_The problem_
Find each line containing the string "name" and return it.

Stored data

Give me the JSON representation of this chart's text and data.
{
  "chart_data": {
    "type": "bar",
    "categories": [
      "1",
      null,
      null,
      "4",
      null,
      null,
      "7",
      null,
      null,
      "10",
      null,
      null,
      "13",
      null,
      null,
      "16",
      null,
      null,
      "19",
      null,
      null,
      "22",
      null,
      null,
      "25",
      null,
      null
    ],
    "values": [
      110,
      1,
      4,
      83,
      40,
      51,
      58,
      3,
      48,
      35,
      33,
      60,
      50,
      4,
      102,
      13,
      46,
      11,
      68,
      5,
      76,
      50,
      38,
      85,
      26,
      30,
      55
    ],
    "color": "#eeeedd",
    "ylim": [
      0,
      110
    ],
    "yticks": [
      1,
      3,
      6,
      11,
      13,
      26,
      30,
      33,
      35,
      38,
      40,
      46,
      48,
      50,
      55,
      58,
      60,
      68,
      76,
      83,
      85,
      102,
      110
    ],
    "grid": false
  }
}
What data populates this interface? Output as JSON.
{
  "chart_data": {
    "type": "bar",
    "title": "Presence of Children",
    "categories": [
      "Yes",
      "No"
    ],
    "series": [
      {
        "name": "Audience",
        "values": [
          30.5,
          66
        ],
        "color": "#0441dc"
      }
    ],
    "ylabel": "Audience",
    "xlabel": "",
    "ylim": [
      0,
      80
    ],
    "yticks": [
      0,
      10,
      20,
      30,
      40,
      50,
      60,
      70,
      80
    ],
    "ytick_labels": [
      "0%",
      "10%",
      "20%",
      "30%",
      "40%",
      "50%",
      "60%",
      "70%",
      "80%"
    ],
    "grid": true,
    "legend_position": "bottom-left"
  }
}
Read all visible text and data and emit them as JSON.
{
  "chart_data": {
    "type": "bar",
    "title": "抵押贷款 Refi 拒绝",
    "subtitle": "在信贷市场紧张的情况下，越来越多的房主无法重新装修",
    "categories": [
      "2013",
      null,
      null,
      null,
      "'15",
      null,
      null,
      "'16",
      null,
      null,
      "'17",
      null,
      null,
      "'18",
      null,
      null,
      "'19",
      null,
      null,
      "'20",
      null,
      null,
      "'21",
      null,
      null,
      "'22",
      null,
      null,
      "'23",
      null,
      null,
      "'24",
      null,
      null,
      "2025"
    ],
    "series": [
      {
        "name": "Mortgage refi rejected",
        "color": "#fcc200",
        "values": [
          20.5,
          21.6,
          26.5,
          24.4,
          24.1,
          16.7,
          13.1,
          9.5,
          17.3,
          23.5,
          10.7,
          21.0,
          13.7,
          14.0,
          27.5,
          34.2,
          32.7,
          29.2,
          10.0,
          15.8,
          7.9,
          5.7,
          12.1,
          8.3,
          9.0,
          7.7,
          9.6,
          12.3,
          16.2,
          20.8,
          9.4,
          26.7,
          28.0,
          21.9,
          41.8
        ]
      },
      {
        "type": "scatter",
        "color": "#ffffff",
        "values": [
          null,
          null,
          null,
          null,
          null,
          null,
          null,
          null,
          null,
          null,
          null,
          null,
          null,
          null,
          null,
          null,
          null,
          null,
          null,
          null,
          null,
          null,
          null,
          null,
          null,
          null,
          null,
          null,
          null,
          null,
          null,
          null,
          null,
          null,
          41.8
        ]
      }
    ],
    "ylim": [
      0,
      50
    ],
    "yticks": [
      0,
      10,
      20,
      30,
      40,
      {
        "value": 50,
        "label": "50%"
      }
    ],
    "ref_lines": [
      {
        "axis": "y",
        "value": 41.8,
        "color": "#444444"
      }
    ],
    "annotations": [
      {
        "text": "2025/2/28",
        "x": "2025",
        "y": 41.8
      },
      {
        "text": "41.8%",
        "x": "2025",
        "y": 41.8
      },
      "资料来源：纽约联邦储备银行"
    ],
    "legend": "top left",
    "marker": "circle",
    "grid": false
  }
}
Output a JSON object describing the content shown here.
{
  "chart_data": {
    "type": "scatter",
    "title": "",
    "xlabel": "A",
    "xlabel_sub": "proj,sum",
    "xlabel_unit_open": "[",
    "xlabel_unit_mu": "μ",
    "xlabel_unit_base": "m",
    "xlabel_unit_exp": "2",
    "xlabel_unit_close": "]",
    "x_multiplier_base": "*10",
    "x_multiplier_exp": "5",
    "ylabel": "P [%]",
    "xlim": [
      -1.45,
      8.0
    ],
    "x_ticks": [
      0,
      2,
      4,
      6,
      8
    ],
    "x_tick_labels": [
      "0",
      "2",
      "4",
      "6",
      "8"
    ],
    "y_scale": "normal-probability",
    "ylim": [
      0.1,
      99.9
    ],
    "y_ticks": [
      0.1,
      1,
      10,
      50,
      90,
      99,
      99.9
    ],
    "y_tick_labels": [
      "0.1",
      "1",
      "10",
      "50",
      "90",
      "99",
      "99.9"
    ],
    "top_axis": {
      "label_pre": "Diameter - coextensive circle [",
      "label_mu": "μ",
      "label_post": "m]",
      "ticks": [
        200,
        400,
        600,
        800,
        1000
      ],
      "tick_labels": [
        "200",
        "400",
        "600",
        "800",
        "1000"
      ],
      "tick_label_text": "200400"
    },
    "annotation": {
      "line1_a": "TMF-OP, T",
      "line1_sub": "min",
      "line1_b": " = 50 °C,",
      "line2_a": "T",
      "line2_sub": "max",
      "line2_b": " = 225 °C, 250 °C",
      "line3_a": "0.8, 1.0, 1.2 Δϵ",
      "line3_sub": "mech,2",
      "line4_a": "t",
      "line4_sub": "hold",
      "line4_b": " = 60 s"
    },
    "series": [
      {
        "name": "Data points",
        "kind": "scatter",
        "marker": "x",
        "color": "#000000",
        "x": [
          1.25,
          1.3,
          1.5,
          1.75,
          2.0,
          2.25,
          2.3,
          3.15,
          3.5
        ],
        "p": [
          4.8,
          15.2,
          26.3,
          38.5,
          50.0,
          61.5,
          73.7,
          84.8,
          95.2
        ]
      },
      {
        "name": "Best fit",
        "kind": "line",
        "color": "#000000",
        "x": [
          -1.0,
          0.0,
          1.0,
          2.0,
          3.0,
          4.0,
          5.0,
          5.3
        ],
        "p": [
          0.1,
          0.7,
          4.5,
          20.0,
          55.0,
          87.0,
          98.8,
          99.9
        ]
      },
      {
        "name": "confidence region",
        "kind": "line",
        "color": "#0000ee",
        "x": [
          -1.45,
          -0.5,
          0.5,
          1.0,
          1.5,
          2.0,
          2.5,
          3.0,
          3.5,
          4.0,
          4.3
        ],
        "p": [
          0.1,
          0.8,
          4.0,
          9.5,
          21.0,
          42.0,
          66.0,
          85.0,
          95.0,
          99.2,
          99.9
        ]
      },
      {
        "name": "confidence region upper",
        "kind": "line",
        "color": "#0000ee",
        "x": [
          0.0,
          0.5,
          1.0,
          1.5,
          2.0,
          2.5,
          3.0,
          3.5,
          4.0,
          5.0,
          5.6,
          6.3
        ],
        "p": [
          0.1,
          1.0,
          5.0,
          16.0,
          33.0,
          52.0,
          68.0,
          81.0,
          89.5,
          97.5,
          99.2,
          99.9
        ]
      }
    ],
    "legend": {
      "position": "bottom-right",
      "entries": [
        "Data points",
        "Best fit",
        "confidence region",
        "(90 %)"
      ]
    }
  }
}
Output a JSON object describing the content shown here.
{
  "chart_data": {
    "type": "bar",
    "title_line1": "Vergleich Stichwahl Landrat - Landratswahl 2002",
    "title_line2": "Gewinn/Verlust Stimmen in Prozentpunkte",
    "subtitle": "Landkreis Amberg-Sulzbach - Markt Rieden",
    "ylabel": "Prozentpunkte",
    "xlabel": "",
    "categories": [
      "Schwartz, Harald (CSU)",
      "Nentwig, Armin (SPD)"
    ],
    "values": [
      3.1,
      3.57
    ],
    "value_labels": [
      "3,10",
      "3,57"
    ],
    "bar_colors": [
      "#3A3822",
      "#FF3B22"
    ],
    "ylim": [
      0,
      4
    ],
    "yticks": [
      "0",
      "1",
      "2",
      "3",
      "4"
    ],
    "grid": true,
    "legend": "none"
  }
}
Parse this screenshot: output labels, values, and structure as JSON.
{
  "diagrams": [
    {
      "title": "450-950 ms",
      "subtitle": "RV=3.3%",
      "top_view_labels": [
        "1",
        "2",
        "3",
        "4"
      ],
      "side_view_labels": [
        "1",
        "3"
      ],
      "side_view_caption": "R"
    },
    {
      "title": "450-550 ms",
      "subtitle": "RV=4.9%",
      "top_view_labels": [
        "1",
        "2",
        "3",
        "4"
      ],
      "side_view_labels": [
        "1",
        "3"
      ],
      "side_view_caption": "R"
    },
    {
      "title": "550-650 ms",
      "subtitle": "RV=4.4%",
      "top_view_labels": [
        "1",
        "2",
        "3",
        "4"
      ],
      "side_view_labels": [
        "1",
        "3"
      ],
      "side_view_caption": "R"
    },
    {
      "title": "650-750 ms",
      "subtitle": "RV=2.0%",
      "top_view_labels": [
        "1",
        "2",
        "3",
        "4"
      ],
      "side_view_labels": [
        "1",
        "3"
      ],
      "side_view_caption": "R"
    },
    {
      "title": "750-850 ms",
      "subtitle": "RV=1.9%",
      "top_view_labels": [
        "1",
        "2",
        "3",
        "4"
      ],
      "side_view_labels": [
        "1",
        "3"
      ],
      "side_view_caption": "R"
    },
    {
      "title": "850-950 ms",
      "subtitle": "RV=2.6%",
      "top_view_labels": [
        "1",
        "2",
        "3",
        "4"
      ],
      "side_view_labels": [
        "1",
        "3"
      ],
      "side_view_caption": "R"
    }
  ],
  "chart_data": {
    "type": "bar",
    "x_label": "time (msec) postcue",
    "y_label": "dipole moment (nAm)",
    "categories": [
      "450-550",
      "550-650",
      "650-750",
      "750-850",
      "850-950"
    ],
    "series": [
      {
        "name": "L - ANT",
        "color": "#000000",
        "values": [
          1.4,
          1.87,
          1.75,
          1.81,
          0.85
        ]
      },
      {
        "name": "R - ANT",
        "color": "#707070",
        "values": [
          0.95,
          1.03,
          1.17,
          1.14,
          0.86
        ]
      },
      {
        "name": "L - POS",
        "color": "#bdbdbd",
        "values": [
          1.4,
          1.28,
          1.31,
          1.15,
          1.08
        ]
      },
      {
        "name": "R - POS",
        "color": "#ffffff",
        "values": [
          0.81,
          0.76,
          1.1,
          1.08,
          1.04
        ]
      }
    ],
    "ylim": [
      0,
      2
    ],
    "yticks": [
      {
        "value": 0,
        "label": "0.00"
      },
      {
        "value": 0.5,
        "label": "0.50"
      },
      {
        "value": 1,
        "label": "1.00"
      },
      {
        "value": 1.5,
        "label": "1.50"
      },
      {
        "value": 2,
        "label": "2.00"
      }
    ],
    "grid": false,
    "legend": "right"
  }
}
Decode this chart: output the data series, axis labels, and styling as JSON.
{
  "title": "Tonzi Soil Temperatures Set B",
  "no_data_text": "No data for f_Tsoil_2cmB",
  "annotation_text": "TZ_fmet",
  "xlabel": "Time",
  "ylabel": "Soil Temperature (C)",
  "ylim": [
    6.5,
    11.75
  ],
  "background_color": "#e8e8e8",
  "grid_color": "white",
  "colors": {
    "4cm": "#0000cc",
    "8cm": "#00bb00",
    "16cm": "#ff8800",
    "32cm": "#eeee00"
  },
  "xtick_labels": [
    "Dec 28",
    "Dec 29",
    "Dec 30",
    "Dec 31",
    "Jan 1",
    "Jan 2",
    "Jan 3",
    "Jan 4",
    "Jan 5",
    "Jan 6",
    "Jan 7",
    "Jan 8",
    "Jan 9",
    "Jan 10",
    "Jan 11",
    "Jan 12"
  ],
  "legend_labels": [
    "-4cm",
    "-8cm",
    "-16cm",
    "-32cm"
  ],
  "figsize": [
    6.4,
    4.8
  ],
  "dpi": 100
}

_Exercise output_
        "name": "Audience",
        "name": "Mortgage refi rejected",
        "name": "Data points",
        "name": "Best fit",
        "name": "confidence region",
        "name": "confidence region upper",
        "name": "L - ANT",
        "name": "R - ANT",
        "name": "L - POS",
        "name": "R - POS",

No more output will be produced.